EXERCISE INSTRUCTIONS
Reproduce these lines exactly as they appear, covering every line from start to finish.

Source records
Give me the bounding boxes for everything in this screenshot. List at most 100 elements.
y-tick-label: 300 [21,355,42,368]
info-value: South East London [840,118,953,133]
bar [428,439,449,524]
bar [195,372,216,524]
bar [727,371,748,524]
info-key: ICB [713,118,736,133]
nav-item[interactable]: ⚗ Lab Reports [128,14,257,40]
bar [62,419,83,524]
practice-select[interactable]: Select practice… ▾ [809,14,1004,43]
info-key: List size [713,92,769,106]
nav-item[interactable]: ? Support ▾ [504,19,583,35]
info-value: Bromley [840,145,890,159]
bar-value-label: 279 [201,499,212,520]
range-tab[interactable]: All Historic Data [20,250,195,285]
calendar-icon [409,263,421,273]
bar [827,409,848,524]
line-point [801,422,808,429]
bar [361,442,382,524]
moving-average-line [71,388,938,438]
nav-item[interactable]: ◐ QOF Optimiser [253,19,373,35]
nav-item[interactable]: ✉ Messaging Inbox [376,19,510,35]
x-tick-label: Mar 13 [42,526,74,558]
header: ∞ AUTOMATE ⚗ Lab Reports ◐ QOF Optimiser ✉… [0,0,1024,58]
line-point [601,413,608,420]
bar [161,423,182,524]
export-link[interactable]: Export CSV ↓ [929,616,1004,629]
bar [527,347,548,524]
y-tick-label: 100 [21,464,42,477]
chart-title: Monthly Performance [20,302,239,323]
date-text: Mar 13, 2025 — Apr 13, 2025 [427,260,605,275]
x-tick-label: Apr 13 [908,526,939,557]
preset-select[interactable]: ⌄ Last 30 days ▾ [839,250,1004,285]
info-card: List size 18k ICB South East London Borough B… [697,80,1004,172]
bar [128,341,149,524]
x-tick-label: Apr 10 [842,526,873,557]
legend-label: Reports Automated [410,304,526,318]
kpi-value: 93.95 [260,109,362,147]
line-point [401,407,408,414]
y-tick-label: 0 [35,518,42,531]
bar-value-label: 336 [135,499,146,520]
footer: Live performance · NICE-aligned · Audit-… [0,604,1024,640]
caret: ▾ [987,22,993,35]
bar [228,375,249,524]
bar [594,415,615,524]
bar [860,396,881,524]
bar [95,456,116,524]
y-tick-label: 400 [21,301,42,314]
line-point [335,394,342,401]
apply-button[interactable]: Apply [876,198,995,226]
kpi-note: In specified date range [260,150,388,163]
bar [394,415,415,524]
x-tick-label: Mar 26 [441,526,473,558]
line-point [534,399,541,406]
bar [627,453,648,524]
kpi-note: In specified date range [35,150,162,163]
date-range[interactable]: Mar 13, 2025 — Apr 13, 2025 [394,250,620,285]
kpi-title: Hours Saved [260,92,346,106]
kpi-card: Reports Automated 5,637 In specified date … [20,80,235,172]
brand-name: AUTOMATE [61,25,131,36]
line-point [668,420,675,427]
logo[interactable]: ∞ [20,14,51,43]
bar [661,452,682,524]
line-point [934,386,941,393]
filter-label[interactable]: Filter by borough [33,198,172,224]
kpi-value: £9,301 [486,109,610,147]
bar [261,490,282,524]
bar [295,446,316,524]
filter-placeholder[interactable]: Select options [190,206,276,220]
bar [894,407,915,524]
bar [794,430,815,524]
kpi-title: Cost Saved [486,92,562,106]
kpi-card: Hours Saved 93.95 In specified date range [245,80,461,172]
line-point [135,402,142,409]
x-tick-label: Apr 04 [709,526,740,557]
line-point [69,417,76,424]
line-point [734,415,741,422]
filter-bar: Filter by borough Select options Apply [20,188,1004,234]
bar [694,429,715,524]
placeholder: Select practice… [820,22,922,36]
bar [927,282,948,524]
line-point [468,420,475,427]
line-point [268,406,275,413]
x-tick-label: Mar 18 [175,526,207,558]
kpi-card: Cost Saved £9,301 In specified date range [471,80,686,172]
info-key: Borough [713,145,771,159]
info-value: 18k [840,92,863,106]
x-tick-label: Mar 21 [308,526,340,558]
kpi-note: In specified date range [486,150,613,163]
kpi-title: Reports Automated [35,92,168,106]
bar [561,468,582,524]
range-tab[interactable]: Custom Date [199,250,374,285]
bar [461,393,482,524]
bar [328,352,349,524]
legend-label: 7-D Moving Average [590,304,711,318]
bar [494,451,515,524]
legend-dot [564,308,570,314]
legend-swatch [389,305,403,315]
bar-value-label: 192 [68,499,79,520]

COMPLETE RESPONSE
Give me the bounding boxes for everything in this screenshot. List at most 100 elements.
y-tick-label: 300 [21,355,42,368]
info-value: South East London [840,118,953,133]
bar [428,439,449,524]
bar [195,372,216,524]
bar [727,371,748,524]
info-key: ICB [713,118,736,133]
nav-item[interactable]: ⚗ Lab Reports [128,14,257,40]
bar [62,419,83,524]
practice-select[interactable]: Select practice… ▾ [809,14,1004,43]
info-key: List size [713,92,769,106]
nav-item[interactable]: ? Support ▾ [504,19,583,35]
info-value: Bromley [840,145,890,159]
bar-value-label: 279 [201,499,212,520]
range-tab[interactable]: All Historic Data [20,250,195,285]
calendar-icon [409,263,421,273]
bar [827,409,848,524]
line-point [801,422,808,429]
bar [361,442,382,524]
moving-average-line [71,388,938,438]
nav-item[interactable]: ◐ QOF Optimiser [253,19,373,35]
nav-item[interactable]: ✉ Messaging Inbox [376,19,510,35]
x-tick-label: Mar 13 [42,526,74,558]
header: ∞ AUTOMATE ⚗ Lab Reports ◐ QOF Optimiser ✉… [0,0,1024,58]
line-point [601,413,608,420]
bar [161,423,182,524]
export-link[interactable]: Export CSV ↓ [929,616,1004,629]
bar [527,347,548,524]
y-tick-label: 100 [21,464,42,477]
chart-title: Monthly Performance [20,302,239,323]
date-text: Mar 13, 2025 — Apr 13, 2025 [427,260,605,275]
x-tick-label: Apr 13 [908,526,939,557]
preset-select[interactable]: ⌄ Last 30 days ▾ [839,250,1004,285]
info-card: List size 18k ICB South East London Borough B… [697,80,1004,172]
bar [128,341,149,524]
x-tick-label: Apr 10 [842,526,873,557]
legend-label: Reports Automated [410,304,526,318]
kpi-value: 93.95 [260,109,362,147]
line-point [401,407,408,414]
y-tick-label: 0 [35,518,42,531]
bar-value-label: 336 [135,499,146,520]
footer: Live performance · NICE-aligned · Audit-… [0,604,1024,640]
caret: ▾ [987,22,993,35]
bar [228,375,249,524]
bar [594,415,615,524]
bar [860,396,881,524]
bar [95,456,116,524]
y-tick-label: 400 [21,301,42,314]
line-point [335,394,342,401]
apply-button[interactable]: Apply [876,198,995,226]
kpi-note: In specified date range [260,150,388,163]
bar [394,415,415,524]
x-tick-label: Mar 26 [441,526,473,558]
line-point [534,399,541,406]
bar [627,453,648,524]
kpi-note: In specified date range [35,150,162,163]
date-range[interactable]: Mar 13, 2025 — Apr 13, 2025 [394,250,620,285]
kpi-title: Hours Saved [260,92,346,106]
kpi-card: Reports Automated 5,637 In specified date … [20,80,235,172]
brand-name: AUTOMATE [61,25,131,36]
line-point [668,420,675,427]
logo[interactable]: ∞ [20,14,51,43]
bar [661,452,682,524]
line-point [934,386,941,393]
filter-label[interactable]: Filter by borough [33,198,172,224]
kpi-value: £9,301 [486,109,610,147]
bar [261,490,282,524]
bar [295,446,316,524]
filter-placeholder[interactable]: Select options [190,206,276,220]
bar [894,407,915,524]
bar [794,430,815,524]
kpi-title: Cost Saved [486,92,562,106]
kpi-card: Hours Saved 93.95 In specified date range [245,80,461,172]
line-point [135,402,142,409]
x-tick-label: Apr 04 [709,526,740,557]
line-point [69,417,76,424]
line-point [734,415,741,422]
filter-bar: Filter by borough Select options Apply [20,188,1004,234]
bar [694,429,715,524]
placeholder: Select practice… [820,22,922,36]
bar [927,282,948,524]
line-point [468,420,475,427]
line-point [268,406,275,413]
x-tick-label: Mar 18 [175,526,207,558]
kpi-card: Cost Saved £9,301 In specified date range [471,80,686,172]
info-key: Borough [713,145,771,159]
info-value: 18k [840,92,863,106]
x-tick-label: Mar 21 [308,526,340,558]
kpi-note: In specified date range [486,150,613,163]
kpi-title: Reports Automated [35,92,168,106]
bar [561,468,582,524]
range-tab[interactable]: Custom Date [199,250,374,285]
bar [461,393,482,524]
bar [328,352,349,524]
legend-label: 7-D Moving Average [590,304,711,318]
bar [494,451,515,524]
legend-dot [564,308,570,314]
legend-swatch [389,305,403,315]
bar-value-label: 192 [68,499,79,520]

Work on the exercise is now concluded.